**Objective**
Search the data below for "ourlet"; list each line that holds it.

**Records provided**
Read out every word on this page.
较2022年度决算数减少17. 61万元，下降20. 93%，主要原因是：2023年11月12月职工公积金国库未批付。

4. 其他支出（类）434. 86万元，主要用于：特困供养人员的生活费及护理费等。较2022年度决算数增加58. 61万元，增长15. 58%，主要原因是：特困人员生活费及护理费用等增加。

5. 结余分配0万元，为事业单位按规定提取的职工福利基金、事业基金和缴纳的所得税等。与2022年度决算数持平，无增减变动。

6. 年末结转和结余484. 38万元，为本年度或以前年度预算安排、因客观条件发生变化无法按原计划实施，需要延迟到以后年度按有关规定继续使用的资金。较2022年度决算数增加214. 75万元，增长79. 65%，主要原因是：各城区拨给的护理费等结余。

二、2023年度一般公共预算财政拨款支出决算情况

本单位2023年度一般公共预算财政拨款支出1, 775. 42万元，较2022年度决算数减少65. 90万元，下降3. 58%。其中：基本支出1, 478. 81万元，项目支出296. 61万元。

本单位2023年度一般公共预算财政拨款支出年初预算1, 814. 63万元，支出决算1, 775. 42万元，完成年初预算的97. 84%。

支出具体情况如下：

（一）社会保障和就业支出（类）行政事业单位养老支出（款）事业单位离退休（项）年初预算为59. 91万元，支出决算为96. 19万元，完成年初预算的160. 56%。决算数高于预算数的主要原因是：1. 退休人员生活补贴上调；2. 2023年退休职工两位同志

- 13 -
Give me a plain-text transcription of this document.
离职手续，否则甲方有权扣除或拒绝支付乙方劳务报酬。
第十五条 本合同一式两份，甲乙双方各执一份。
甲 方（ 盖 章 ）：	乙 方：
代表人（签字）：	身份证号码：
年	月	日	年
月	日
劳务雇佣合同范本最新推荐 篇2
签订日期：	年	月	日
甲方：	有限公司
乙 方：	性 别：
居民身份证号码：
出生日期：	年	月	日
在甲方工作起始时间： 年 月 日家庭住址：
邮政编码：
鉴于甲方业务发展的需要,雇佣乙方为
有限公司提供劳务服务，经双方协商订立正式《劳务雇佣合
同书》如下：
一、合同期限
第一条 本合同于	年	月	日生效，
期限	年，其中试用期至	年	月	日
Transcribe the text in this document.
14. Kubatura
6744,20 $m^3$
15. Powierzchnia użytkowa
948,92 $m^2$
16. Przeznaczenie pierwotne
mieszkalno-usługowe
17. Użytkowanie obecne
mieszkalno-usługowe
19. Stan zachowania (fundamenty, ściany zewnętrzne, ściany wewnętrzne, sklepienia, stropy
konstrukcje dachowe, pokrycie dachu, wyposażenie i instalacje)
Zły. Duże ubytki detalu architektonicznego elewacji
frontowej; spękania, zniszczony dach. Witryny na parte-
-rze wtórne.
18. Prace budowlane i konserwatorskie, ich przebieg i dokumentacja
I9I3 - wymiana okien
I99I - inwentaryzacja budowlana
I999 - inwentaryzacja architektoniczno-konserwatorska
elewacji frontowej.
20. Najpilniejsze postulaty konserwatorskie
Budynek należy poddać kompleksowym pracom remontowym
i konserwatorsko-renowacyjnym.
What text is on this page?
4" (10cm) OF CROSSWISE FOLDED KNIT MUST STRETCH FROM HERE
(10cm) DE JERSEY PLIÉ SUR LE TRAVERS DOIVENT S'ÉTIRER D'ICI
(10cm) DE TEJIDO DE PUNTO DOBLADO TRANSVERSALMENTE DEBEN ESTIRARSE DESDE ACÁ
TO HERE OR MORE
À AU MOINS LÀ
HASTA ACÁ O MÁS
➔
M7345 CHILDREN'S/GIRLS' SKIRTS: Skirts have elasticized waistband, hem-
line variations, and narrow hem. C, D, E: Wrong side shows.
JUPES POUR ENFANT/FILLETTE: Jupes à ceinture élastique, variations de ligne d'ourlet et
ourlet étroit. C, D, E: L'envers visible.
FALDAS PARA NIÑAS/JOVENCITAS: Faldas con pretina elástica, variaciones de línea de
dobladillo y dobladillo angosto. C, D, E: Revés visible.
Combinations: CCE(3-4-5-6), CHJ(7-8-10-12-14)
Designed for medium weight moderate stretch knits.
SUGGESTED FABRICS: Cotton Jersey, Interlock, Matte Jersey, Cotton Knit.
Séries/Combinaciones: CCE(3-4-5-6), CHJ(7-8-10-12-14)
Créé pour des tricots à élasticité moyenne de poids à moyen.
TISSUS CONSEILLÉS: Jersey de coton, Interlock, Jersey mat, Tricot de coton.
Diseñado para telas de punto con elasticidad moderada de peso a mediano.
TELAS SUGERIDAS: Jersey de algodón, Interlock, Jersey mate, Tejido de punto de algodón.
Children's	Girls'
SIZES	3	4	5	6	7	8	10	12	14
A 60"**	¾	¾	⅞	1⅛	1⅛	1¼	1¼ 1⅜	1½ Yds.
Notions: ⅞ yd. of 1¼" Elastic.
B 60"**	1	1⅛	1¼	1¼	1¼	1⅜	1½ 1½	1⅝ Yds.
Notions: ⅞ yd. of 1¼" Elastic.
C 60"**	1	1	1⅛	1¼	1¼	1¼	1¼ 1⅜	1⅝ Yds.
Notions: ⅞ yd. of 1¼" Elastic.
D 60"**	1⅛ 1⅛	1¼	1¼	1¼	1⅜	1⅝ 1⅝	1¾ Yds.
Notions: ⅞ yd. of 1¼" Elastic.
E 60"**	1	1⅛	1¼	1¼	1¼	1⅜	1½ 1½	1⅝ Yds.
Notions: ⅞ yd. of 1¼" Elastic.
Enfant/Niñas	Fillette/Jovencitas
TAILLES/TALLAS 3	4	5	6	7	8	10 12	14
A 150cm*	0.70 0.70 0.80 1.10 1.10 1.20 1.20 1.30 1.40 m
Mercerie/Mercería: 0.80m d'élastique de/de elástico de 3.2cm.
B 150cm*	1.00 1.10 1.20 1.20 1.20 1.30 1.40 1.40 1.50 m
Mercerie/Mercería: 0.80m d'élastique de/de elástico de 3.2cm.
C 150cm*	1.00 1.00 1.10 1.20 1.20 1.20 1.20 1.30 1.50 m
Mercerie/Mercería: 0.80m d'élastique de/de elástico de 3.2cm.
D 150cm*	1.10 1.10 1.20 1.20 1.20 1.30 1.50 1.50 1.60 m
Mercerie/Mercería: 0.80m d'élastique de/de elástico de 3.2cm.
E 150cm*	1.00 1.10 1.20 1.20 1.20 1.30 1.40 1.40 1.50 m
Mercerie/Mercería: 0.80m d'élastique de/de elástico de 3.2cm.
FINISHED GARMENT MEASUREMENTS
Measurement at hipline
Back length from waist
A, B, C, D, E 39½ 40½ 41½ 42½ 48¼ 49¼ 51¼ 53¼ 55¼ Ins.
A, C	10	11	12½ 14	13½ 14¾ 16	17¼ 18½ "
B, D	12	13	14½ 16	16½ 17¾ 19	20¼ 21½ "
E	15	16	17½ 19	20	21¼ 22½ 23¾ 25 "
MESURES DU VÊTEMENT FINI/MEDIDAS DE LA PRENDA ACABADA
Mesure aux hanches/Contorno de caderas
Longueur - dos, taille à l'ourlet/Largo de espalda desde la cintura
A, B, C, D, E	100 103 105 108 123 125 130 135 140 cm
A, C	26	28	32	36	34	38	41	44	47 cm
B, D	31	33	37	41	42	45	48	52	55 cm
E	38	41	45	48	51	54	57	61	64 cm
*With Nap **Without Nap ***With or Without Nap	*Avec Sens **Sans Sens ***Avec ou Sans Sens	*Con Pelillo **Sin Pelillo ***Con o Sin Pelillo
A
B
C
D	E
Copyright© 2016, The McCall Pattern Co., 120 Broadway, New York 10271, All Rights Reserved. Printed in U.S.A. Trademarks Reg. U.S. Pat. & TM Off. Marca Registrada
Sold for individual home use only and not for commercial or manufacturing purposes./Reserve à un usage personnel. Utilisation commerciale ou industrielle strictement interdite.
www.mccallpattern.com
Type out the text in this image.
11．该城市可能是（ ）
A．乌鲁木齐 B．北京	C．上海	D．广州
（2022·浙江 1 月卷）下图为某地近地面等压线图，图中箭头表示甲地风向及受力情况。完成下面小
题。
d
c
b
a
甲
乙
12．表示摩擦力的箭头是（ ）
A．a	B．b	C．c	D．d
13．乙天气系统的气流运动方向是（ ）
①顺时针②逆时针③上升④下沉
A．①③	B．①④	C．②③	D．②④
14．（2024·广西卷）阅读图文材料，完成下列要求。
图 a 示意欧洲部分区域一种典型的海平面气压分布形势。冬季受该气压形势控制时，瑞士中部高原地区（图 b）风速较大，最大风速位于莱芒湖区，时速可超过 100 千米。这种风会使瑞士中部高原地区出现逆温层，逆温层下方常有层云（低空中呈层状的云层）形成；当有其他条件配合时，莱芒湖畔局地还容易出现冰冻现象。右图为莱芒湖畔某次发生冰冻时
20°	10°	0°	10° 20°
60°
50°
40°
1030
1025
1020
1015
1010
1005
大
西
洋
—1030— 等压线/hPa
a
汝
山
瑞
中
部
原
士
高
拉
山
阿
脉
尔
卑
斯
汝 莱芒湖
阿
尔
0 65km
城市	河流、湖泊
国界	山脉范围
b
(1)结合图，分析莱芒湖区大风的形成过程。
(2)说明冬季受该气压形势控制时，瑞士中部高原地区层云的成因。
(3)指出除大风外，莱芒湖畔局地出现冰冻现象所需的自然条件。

**Result**
JUPES POUR ENFANT/FILLETTE: Jupes à ceinture élastique, variations de ligne d'ourlet et
ourlet étroit. C, D, E: L'envers visible.
Longueur - dos, taille à l'ourlet/Largo de espalda desde la cintura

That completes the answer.